CHALLENGE:
Write out all lines holding the word "this".

** START OF INPUT DATA **

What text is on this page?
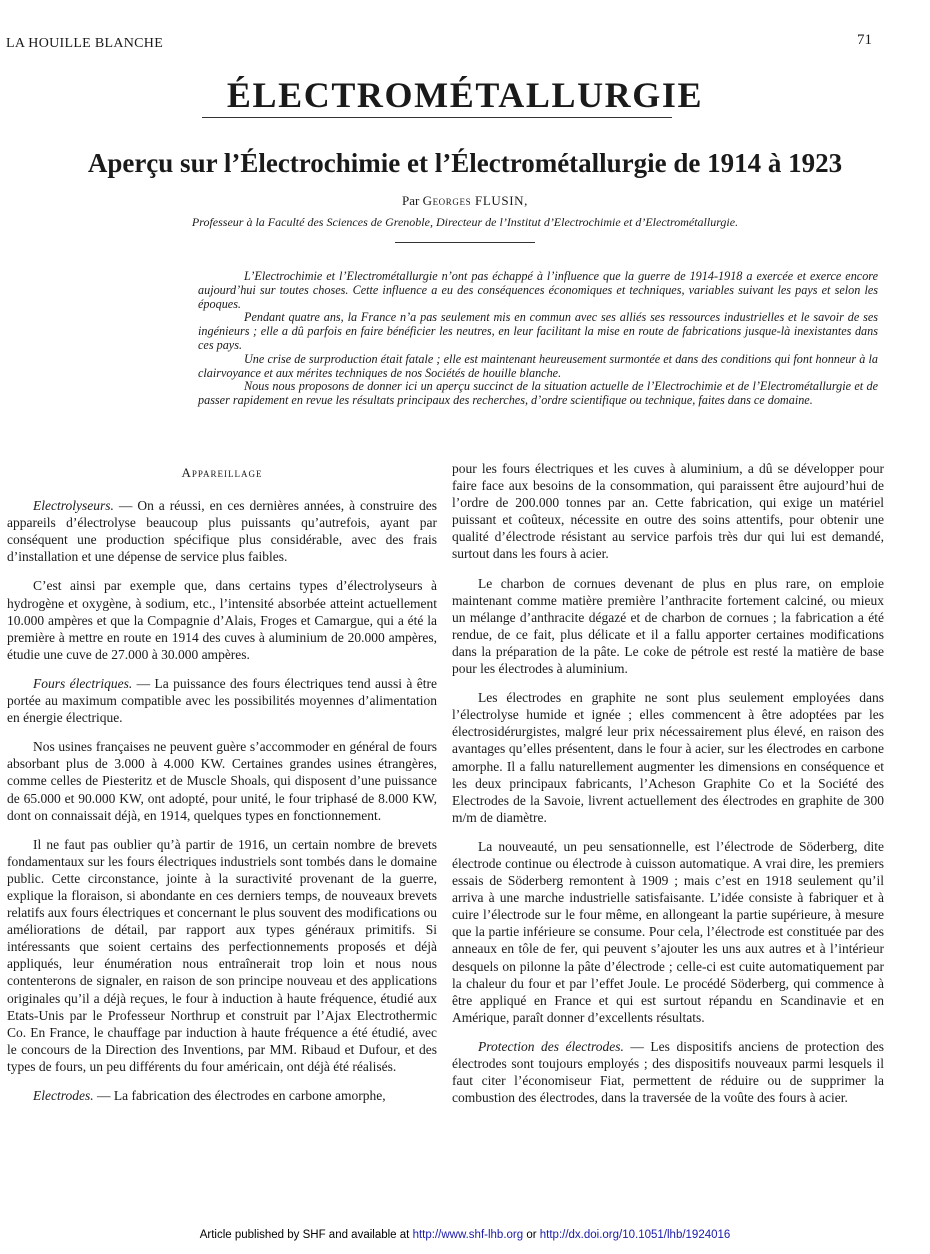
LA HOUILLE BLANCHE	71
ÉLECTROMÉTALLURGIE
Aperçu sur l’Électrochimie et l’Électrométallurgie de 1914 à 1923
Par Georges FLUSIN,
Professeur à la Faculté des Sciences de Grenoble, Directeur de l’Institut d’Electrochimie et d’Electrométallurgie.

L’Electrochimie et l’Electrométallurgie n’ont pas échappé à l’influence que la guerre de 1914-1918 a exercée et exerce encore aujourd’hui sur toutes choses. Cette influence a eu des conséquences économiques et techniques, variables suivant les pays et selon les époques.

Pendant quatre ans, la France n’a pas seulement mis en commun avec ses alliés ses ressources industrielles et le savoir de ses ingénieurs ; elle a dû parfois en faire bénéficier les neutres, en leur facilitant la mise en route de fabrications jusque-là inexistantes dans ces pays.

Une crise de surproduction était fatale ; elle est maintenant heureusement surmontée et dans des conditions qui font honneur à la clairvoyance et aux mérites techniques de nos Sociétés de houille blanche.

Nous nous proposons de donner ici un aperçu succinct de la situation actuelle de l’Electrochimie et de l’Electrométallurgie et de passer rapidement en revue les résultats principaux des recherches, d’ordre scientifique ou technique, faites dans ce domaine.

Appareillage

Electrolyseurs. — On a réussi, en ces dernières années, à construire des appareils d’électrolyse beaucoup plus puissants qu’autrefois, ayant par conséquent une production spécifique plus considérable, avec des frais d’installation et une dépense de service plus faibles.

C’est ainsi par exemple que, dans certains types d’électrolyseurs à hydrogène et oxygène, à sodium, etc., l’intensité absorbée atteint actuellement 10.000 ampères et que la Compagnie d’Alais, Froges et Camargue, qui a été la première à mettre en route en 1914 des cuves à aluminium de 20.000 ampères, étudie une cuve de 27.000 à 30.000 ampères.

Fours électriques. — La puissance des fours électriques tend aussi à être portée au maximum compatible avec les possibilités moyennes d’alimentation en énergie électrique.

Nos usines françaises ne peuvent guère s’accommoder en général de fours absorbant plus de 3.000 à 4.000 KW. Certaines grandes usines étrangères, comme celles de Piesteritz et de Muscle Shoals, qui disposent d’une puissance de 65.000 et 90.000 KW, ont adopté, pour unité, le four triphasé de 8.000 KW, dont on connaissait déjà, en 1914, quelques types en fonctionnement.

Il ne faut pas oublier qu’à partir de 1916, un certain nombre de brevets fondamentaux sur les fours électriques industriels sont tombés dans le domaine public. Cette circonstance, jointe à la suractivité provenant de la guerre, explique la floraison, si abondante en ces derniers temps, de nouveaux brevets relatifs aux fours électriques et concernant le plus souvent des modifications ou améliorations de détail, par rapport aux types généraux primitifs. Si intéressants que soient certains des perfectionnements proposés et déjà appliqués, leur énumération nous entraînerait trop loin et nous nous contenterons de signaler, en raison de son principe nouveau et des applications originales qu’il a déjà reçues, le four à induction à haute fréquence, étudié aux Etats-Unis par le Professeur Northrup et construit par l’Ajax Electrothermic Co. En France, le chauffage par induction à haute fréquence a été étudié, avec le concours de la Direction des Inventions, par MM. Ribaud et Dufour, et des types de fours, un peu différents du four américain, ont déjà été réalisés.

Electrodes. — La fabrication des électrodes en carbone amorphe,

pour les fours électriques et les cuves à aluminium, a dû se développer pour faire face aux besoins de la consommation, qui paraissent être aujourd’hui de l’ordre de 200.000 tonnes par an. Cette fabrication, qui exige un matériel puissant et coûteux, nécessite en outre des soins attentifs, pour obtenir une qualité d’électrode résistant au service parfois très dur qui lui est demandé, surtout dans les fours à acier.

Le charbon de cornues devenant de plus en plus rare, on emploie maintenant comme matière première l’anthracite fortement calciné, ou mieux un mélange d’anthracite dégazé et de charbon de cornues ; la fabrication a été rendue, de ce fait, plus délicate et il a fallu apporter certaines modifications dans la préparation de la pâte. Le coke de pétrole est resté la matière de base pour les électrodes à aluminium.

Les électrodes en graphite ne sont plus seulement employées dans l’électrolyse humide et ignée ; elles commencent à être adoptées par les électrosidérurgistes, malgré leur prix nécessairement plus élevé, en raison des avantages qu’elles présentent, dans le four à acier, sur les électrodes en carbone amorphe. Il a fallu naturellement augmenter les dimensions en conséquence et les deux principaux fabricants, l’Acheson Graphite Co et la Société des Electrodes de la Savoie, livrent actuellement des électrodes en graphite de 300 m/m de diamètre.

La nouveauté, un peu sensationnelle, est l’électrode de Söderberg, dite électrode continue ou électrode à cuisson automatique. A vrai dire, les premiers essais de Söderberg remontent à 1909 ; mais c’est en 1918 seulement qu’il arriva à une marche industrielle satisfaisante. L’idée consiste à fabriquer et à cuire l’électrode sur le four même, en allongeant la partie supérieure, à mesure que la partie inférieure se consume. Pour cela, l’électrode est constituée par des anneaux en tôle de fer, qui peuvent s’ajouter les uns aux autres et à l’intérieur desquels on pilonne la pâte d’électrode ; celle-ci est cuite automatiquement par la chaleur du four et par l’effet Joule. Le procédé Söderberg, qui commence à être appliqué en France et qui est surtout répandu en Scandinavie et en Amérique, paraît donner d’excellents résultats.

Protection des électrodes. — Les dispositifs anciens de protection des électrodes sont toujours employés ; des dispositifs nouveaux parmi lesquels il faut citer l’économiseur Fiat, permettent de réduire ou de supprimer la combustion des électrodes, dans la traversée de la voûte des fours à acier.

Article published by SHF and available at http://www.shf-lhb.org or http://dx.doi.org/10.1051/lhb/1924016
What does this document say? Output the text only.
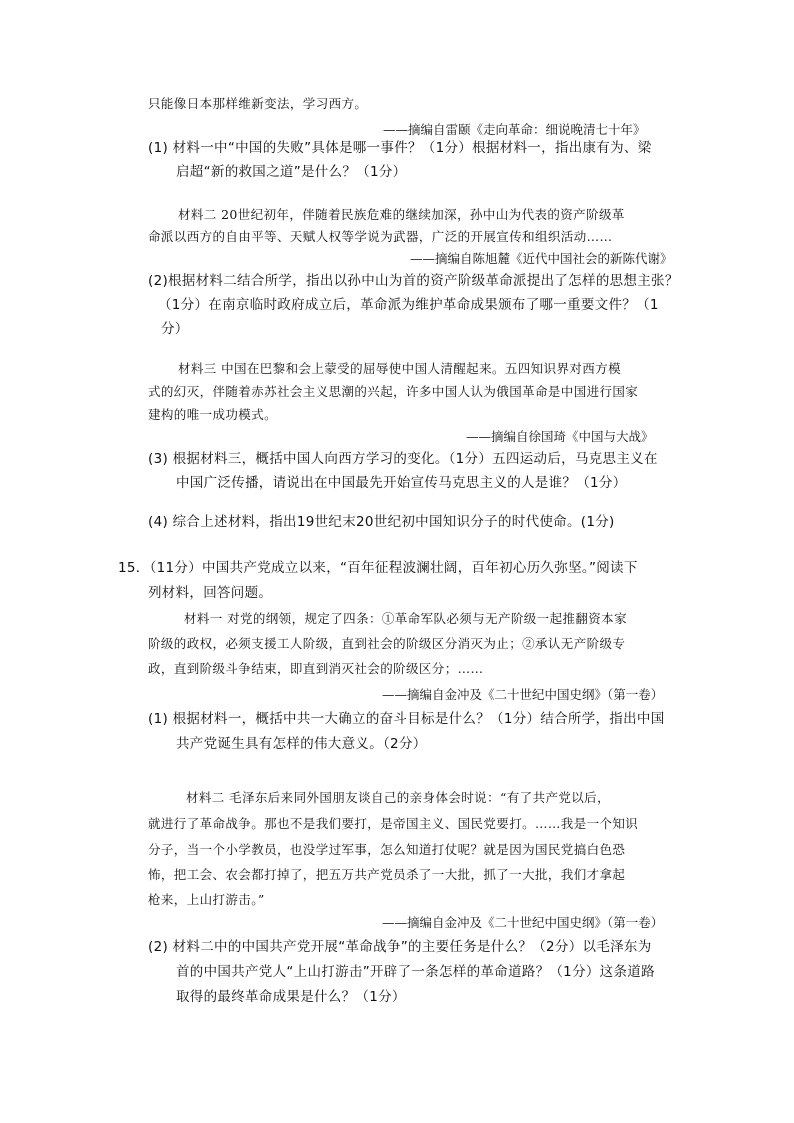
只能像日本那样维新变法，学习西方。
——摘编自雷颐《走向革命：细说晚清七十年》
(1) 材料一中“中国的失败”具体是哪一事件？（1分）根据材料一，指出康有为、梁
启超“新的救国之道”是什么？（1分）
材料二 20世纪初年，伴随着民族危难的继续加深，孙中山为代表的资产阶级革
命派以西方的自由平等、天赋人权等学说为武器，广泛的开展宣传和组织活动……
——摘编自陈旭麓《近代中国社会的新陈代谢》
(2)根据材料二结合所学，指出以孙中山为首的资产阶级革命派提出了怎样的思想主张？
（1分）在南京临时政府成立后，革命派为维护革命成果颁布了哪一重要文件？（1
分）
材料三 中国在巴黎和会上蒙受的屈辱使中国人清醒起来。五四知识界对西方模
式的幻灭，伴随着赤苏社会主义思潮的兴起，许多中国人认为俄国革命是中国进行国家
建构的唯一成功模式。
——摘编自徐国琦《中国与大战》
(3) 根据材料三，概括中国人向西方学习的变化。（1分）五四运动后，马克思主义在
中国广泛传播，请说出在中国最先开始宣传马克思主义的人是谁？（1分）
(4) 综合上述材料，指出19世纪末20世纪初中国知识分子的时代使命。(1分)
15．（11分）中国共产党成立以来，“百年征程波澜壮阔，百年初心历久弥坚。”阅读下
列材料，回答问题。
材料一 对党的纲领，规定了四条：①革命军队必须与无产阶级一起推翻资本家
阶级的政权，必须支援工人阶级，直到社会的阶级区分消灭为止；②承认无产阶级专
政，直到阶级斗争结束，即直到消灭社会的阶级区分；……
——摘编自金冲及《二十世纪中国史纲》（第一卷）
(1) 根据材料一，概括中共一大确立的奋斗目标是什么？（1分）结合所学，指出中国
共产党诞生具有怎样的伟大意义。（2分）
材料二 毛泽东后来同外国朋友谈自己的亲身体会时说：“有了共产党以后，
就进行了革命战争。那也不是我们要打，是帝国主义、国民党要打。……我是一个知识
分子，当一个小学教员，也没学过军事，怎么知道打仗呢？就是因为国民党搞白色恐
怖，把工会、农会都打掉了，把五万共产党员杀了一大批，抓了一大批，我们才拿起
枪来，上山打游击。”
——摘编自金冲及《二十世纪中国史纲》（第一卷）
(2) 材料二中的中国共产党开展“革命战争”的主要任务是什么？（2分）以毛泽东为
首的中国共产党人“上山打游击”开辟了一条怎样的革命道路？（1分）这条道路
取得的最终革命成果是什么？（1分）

** END OF INPUT DATA **

ANSWER TO THE PROBLEM:
What text is on this page?
What does this document say? Output the text only.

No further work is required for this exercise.